▶ **What the exercise asks**
Answer with nothing but a number: how many lines include the word "this"?

Items from a figure collection
****************
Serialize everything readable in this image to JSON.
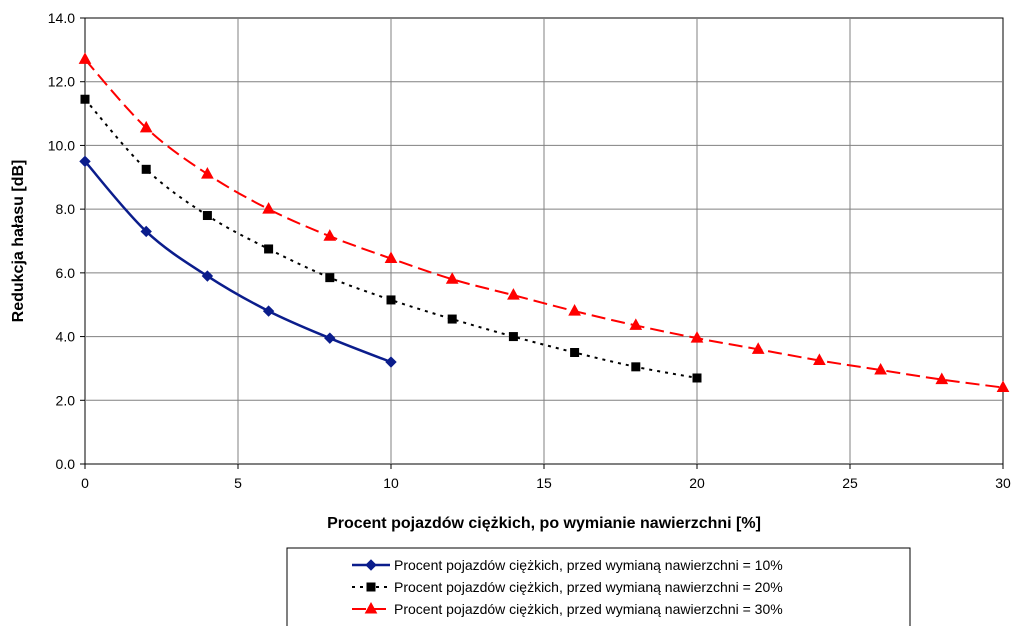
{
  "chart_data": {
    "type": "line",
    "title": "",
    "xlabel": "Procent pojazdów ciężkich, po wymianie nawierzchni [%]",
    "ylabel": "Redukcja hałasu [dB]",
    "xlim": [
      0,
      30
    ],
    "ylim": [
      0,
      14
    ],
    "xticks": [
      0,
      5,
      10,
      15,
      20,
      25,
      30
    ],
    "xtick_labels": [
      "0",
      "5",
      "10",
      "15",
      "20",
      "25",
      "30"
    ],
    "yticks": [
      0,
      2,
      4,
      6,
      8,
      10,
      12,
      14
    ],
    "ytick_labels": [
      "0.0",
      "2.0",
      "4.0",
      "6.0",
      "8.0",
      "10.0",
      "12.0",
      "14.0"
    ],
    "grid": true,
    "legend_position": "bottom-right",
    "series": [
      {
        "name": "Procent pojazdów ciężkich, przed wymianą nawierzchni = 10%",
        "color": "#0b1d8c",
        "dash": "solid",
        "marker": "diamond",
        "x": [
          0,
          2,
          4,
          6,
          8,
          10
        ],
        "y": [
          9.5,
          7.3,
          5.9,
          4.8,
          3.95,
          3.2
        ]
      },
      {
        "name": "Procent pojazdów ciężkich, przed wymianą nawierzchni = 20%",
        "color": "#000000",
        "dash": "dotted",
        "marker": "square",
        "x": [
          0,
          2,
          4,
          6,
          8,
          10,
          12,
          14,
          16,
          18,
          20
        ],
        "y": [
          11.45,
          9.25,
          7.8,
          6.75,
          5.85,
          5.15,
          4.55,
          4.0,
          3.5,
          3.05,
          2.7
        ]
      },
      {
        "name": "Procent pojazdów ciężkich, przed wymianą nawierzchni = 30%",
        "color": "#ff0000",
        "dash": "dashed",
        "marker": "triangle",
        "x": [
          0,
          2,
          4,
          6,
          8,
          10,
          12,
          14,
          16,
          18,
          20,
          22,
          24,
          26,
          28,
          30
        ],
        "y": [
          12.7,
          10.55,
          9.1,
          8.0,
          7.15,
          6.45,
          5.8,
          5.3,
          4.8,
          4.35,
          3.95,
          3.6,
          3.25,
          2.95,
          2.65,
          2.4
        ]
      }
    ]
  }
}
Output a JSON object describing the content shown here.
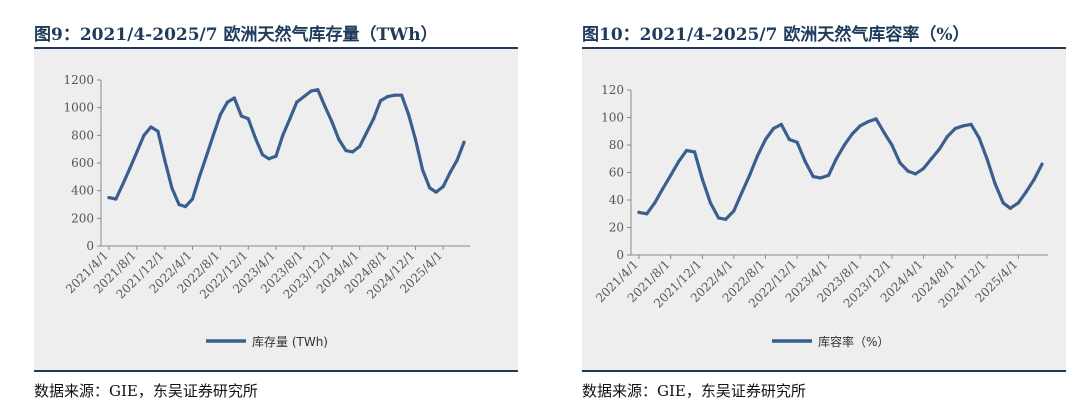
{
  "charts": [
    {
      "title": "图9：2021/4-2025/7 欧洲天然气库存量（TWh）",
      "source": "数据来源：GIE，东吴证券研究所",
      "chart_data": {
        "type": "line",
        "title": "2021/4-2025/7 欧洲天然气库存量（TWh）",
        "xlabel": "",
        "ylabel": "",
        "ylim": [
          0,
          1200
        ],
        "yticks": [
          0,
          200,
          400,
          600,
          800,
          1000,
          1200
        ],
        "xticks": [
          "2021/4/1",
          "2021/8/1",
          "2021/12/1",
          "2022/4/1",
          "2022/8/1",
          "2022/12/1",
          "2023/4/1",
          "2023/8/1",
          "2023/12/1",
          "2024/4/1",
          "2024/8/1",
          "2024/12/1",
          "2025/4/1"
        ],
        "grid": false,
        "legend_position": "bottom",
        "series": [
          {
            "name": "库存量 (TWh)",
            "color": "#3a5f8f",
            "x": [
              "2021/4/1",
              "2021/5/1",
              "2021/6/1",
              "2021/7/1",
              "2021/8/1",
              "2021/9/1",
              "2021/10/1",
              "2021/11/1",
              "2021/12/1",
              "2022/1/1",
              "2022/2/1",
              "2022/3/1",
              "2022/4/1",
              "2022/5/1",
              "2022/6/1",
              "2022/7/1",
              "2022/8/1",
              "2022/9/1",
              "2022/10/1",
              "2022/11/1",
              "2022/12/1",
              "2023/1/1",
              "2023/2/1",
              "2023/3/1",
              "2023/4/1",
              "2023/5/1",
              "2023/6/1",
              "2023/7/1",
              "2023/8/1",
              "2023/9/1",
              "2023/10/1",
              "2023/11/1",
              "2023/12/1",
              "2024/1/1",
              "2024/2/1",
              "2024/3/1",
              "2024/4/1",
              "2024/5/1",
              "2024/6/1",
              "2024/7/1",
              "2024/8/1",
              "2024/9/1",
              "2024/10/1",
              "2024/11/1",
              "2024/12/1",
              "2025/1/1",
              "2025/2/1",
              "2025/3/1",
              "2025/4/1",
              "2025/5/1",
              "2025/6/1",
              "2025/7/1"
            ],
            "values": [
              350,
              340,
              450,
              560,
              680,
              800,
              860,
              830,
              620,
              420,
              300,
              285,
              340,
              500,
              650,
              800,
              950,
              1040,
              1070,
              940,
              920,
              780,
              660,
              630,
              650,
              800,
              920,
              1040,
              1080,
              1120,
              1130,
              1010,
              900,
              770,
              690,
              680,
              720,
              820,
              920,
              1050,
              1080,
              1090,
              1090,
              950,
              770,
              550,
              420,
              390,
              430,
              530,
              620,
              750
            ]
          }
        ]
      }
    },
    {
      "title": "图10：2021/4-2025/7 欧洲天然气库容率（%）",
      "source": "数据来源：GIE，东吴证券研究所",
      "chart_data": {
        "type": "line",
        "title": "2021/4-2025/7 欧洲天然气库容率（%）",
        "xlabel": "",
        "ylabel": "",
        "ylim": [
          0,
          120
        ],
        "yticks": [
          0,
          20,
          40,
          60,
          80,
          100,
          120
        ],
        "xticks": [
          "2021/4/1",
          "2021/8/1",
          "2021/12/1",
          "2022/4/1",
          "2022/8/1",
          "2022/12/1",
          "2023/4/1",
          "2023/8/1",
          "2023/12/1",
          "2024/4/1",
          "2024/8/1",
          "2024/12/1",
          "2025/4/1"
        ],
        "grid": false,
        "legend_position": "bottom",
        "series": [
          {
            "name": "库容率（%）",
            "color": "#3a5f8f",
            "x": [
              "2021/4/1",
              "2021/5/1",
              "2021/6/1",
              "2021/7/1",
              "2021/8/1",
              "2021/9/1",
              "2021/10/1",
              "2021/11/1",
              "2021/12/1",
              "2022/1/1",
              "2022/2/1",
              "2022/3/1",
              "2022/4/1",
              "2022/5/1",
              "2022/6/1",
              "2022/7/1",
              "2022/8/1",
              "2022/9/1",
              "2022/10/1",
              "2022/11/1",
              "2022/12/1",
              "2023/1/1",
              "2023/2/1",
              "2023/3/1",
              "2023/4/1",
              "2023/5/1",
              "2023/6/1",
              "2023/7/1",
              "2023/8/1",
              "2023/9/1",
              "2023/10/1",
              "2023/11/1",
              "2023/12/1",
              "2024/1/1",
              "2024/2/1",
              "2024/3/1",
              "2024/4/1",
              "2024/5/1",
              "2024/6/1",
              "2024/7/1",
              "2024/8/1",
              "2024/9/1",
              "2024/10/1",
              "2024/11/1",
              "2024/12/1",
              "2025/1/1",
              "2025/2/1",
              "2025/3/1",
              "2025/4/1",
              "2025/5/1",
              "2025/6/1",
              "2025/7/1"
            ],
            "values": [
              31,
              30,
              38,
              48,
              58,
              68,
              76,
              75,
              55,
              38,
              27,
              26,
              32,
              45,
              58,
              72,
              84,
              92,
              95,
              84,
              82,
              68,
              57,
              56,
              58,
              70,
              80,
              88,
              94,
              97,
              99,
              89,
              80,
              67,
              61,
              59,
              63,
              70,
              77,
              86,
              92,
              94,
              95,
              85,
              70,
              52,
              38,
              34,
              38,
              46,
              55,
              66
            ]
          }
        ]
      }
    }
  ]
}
****************
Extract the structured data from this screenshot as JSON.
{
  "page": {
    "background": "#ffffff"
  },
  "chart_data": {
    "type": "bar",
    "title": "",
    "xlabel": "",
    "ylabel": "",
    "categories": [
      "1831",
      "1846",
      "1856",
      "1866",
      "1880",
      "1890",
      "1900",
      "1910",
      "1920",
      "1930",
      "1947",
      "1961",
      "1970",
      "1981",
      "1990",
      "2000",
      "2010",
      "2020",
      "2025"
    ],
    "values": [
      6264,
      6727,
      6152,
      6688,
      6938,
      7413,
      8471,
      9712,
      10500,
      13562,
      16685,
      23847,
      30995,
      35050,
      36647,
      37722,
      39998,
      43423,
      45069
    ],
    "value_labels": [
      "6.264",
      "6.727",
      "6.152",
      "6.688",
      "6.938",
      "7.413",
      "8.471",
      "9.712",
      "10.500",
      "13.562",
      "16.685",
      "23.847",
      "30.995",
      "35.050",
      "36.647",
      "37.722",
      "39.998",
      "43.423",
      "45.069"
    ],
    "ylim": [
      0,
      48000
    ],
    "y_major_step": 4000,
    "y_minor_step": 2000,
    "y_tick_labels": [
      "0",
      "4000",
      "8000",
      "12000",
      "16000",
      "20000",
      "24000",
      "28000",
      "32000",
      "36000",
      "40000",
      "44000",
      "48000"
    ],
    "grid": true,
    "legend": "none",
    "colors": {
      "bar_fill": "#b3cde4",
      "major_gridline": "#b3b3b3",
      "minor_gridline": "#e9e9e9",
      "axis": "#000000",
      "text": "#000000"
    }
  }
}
****************
▶ **Task output**
2